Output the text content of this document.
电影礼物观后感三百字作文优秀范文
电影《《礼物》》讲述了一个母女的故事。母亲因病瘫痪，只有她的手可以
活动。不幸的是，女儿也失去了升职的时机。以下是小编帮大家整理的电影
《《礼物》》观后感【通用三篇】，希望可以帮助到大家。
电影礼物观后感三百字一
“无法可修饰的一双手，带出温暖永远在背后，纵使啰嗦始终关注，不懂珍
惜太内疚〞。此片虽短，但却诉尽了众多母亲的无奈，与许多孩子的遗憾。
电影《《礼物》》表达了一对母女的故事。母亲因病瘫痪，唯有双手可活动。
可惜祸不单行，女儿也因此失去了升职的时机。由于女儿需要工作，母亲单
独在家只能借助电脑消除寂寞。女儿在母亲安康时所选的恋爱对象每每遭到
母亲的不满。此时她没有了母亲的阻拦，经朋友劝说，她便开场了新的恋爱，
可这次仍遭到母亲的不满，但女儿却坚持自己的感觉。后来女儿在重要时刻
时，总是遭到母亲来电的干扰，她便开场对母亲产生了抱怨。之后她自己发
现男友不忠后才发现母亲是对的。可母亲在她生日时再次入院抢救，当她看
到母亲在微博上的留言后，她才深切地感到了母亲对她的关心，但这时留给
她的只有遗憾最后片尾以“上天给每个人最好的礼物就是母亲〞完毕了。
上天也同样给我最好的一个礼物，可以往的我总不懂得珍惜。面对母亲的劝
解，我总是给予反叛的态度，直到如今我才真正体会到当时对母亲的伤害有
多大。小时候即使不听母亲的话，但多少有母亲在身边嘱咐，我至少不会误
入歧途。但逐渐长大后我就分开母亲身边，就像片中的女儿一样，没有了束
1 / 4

■ ■ ■ ■ ■ ■ ■

### WHAT NEEDS TO BE DONE
Gather each line from the listing above that holds "母亲因病瘫痪".

### REPLY TO THE EXERCISE
电影《《礼物》》讲述了一个母女的故事。母亲因病瘫痪，只有她的手可以
电影《《礼物》》表达了一对母女的故事。母亲因病瘫痪，唯有双手可活动。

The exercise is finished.